** Exercise instructions **
Copy out all the entries word for word.

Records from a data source

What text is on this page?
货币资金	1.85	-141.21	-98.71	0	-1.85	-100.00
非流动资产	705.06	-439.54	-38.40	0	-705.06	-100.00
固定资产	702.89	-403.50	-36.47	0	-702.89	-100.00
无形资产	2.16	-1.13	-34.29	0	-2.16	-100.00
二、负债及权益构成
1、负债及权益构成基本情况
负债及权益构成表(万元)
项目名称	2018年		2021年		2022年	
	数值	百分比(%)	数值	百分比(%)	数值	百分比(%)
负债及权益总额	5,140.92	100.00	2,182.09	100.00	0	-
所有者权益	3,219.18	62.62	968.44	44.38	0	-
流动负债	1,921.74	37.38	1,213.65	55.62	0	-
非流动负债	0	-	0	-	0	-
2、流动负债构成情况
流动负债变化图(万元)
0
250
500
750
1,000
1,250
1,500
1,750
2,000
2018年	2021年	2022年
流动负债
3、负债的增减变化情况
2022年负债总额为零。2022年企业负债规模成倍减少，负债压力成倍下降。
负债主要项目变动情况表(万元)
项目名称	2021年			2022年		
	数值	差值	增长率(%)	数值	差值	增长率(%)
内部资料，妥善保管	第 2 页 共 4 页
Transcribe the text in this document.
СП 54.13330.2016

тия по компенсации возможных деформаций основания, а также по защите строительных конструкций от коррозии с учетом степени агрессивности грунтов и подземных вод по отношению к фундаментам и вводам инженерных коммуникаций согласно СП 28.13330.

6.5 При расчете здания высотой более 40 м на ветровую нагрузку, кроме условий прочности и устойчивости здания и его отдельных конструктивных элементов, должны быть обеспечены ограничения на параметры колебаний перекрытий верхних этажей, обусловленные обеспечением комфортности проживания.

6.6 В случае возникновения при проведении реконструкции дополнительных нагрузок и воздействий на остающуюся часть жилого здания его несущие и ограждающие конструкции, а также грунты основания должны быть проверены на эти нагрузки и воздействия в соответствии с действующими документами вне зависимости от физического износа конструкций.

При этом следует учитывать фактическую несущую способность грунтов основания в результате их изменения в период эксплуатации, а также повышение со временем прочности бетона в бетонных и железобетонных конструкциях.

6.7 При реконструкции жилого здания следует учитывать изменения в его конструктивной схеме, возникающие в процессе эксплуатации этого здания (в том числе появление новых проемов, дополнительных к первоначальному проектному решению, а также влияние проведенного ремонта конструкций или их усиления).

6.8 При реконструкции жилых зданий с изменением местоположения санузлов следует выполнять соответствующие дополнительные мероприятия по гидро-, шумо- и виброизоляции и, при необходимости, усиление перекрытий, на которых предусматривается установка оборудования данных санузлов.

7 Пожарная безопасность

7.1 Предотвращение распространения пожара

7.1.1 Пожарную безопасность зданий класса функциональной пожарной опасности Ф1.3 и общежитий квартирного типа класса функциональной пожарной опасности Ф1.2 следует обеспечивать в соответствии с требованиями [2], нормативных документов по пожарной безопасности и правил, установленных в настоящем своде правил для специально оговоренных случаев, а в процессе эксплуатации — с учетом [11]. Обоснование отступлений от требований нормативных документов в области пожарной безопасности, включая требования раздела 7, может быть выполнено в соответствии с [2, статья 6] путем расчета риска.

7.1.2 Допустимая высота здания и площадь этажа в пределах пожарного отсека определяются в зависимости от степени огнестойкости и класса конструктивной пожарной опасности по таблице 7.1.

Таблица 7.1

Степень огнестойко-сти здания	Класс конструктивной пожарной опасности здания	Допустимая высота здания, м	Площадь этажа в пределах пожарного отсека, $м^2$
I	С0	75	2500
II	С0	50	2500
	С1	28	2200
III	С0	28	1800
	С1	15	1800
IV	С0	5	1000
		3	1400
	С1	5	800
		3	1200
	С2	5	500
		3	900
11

** Exercise output **
What text is on this page?
货币资金	1.85	-141.21	-98.71	0	-1.85	-100.00
非流动资产	705.06	-439.54	-38.40	0	-705.06	-100.00
固定资产	702.89	-403.50	-36.47	0	-702.89	-100.00
无形资产	2.16	-1.13	-34.29	0	-2.16	-100.00
二、负债及权益构成
1、负债及权益构成基本情况
负债及权益构成表(万元)
项目名称	2018年		2021年		2022年	
	数值	百分比(%)	数值	百分比(%)	数值	百分比(%)
负债及权益总额	5,140.92	100.00	2,182.09	100.00	0	-
所有者权益	3,219.18	62.62	968.44	44.38	0	-
流动负债	1,921.74	37.38	1,213.65	55.62	0	-
非流动负债	0	-	0	-	0	-
2、流动负债构成情况
流动负债变化图(万元)
0
250
500
750
1,000
1,250
1,500
1,750
2,000
2018年	2021年	2022年
流动负债
3、负债的增减变化情况
2022年负债总额为零。2022年企业负债规模成倍减少，负债压力成倍下降。
负债主要项目变动情况表(万元)
项目名称	2021年			2022年		
	数值	差值	增长率(%)	数值	差值	增长率(%)
内部资料，妥善保管	第 2 页 共 4 页
Transcribe the text in this document.
СП 54.13330.2016

тия по компенсации возможных деформаций основания, а также по защите строительных конструкций от коррозии с учетом степени агрессивности грунтов и подземных вод по отношению к фундаментам и вводам инженерных коммуникаций согласно СП 28.13330.

6.5 При расчете здания высотой более 40 м на ветровую нагрузку, кроме условий прочности и устойчивости здания и его отдельных конструктивных элементов, должны быть обеспечены ограничения на параметры колебаний перекрытий верхних этажей, обусловленные обеспечением комфортности проживания.

6.6 В случае возникновения при проведении реконструкции дополнительных нагрузок и воздействий на остающуюся часть жилого здания его несущие и ограждающие конструкции, а также грунты основания должны быть проверены на эти нагрузки и воздействия в соответствии с действующими документами вне зависимости от физического износа конструкций.

При этом следует учитывать фактическую несущую способность грунтов основания в результате их изменения в период эксплуатации, а также повышение со временем прочности бетона в бетонных и железобетонных конструкциях.

6.7 При реконструкции жилого здания следует учитывать изменения в его конструктивной схеме, возникающие в процессе эксплуатации этого здания (в том числе появление новых проемов, дополнительных к первоначальному проектному решению, а также влияние проведенного ремонта конструкций или их усиления).

6.8 При реконструкции жилых зданий с изменением местоположения санузлов следует выполнять соответствующие дополнительные мероприятия по гидро-, шумо- и виброизоляции и, при необходимости, усиление перекрытий, на которых предусматривается установка оборудования данных санузлов.

7 Пожарная безопасность

7.1 Предотвращение распространения пожара

7.1.1 Пожарную безопасность зданий класса функциональной пожарной опасности Ф1.3 и общежитий квартирного типа класса функциональной пожарной опасности Ф1.2 следует обеспечивать в соответствии с требованиями [2], нормативных документов по пожарной безопасности и правил, установленных в настоящем своде правил для специально оговоренных случаев, а в процессе эксплуатации — с учетом [11]. Обоснование отступлений от требований нормативных документов в области пожарной безопасности, включая требования раздела 7, может быть выполнено в соответствии с [2, статья 6] путем расчета риска.

7.1.2 Допустимая высота здания и площадь этажа в пределах пожарного отсека определяются в зависимости от степени огнестойкости и класса конструктивной пожарной опасности по таблице 7.1.

Таблица 7.1

Степень огнестойко-сти здания	Класс конструктивной пожарной опасности здания	Допустимая высота здания, м	Площадь этажа в пределах пожарного отсека, $м^2$
I	С0	75	2500
II	С0	50	2500
	С1	28	2200
III	С0	28	1800
	С1	15	1800
IV	С0	5	1000
		3	1400
	С1	5	800
		3	1200
	С2	5	500
		3	900
11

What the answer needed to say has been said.